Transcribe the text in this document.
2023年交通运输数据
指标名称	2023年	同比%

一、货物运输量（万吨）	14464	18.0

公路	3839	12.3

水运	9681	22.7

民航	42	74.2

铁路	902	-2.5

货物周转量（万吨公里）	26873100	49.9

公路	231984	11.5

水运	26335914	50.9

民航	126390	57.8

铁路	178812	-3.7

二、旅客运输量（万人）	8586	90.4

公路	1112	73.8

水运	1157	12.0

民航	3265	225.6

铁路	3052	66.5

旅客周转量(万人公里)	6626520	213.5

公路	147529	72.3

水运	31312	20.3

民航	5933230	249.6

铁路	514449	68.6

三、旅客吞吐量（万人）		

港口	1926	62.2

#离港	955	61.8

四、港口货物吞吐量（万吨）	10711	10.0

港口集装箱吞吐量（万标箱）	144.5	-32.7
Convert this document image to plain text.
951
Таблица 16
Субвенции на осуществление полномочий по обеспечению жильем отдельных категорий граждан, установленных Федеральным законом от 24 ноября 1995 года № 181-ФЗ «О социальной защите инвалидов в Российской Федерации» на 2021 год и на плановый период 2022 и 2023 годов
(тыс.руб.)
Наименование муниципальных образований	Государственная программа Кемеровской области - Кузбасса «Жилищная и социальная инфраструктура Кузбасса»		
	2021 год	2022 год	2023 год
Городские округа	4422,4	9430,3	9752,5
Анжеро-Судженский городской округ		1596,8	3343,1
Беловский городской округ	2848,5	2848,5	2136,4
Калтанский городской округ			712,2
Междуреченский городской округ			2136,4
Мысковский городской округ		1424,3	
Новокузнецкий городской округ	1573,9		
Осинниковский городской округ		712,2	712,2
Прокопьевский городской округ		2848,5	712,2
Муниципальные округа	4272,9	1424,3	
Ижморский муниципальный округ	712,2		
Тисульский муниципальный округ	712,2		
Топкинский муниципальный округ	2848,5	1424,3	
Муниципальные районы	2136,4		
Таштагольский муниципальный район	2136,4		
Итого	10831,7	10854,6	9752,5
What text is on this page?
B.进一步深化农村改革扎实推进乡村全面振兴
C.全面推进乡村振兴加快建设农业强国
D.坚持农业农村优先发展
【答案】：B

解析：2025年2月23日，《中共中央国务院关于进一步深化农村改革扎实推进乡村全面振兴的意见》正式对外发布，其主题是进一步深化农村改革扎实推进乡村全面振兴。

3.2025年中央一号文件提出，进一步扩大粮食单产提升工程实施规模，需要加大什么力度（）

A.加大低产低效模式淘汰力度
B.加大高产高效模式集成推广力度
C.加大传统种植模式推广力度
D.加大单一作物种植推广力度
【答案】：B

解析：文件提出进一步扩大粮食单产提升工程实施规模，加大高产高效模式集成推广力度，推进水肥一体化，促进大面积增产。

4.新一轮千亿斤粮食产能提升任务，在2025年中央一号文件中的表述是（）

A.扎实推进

Work required:
Scan the data for the word "this" and copy every line where it shows up.

Worked solution:
Transcribe the text in this document.
Convert this document image to plain text.
What text is on this page?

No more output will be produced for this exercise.